Copy each line with the word "Path" in it.

━━━ Source material ━━━

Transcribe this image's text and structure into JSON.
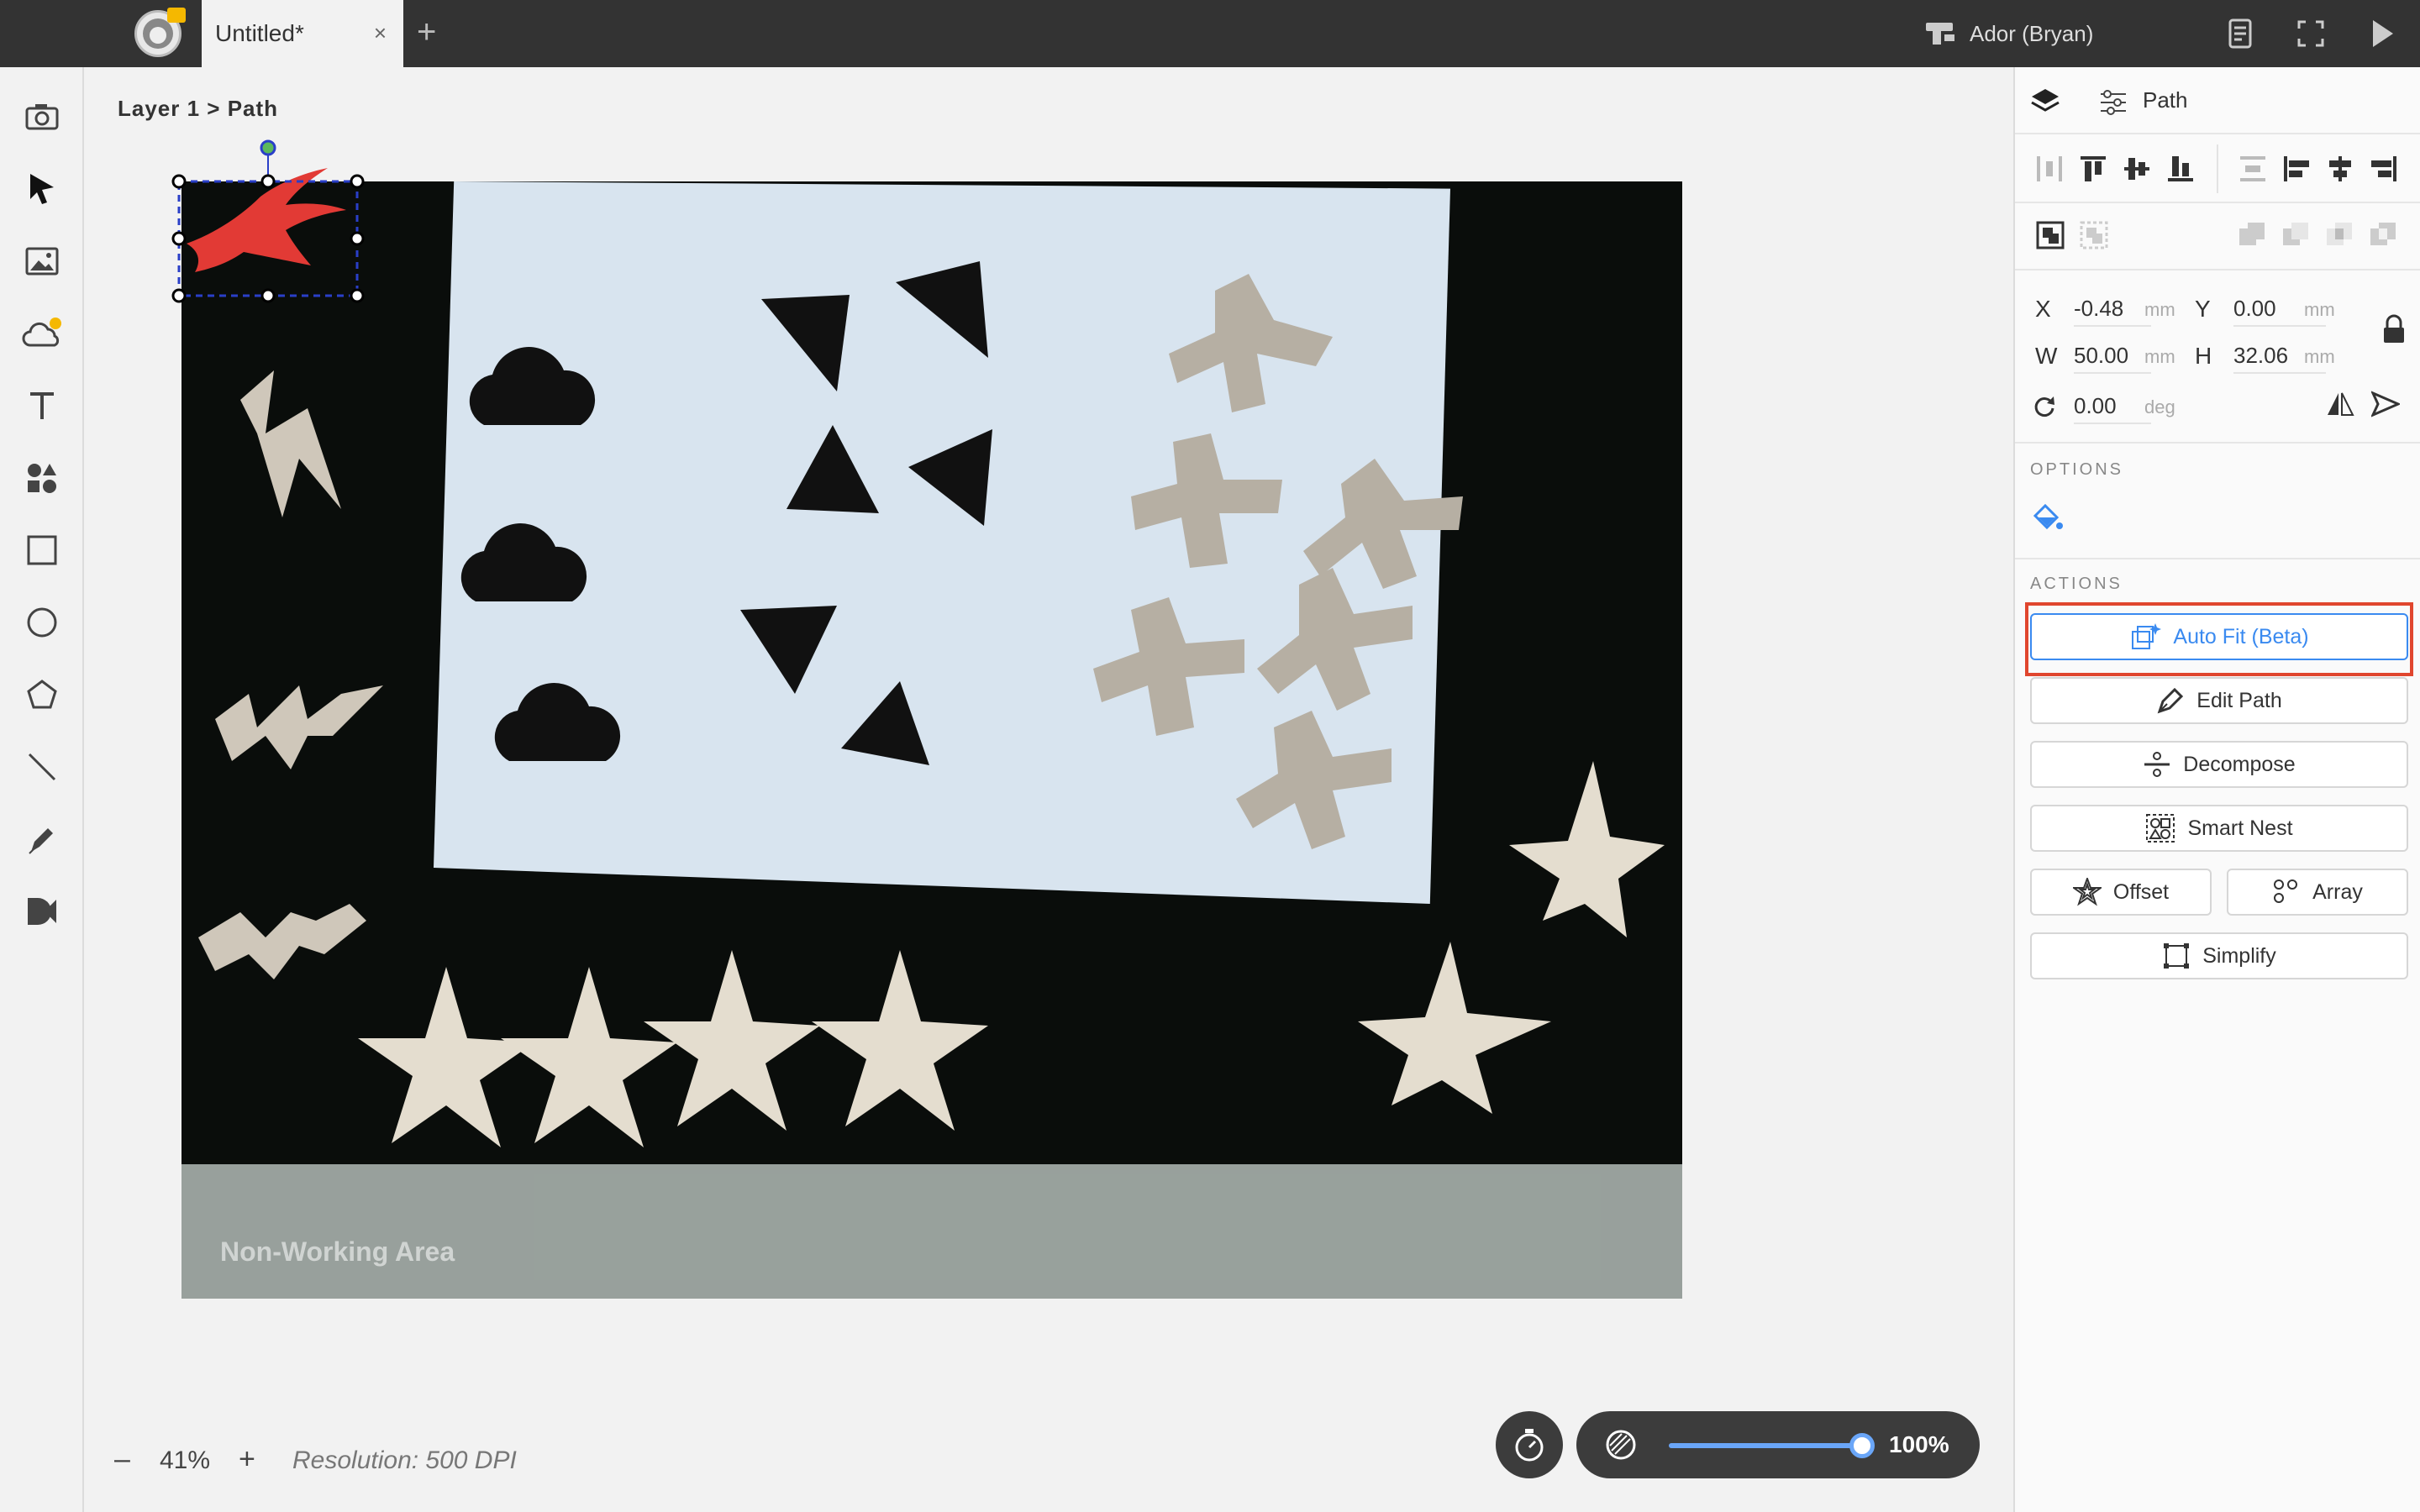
{
  "top_bar": {
    "tab_title": "Untitled*",
    "tab_close": "×",
    "tab_add": "+",
    "device_label": "Ador (Bryan)"
  },
  "canvas": {
    "breadcrumb": "Layer 1 > Path",
    "non_working_area_label": "Non-Working Area"
  },
  "zoom": {
    "minus": "–",
    "value": "41%",
    "plus": "+",
    "resolution": "Resolution: 500 DPI"
  },
  "opacity": {
    "value_label": "100%",
    "level": 1.0,
    "accent": "#6aa6f8"
  },
  "panel": {
    "title": "Path",
    "x_label": "X",
    "x_value": "-0.48",
    "x_unit": "mm",
    "y_label": "Y",
    "y_value": "0.00",
    "y_unit": "mm",
    "w_label": "W",
    "w_value": "50.00",
    "w_unit": "mm",
    "h_label": "H",
    "h_value": "32.06",
    "h_unit": "mm",
    "rotation_value": "0.00",
    "rotation_unit": "deg",
    "options_label": "OPTIONS",
    "actions_label": "ACTIONS",
    "actions": {
      "auto_fit": "Auto Fit (Beta)",
      "edit_path": "Edit Path",
      "decompose": "Decompose",
      "smart_nest": "Smart Nest",
      "offset": "Offset",
      "array": "Array",
      "simplify": "Simplify"
    },
    "highlight_color": "#e0462e",
    "accent_color": "#3a8af0"
  }
}
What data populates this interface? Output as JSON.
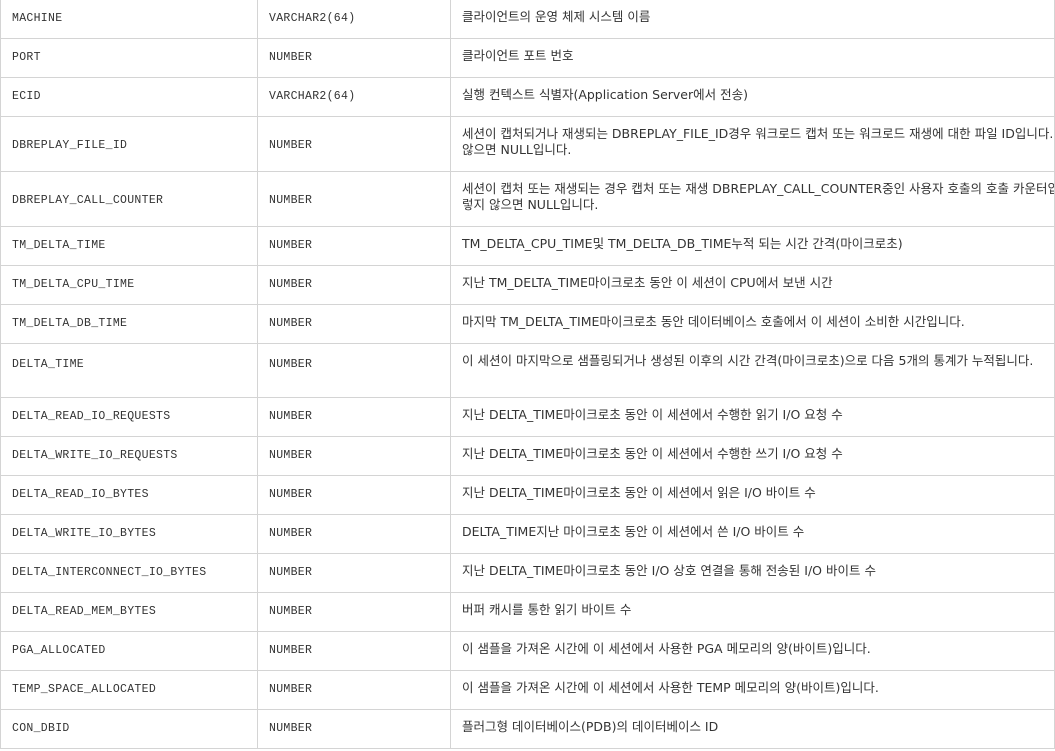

━━━

Answer to the task:
    "breadcrumb": "Layer 1 > Path",
    "title": "Path",
      "edit_path": "Edit Path",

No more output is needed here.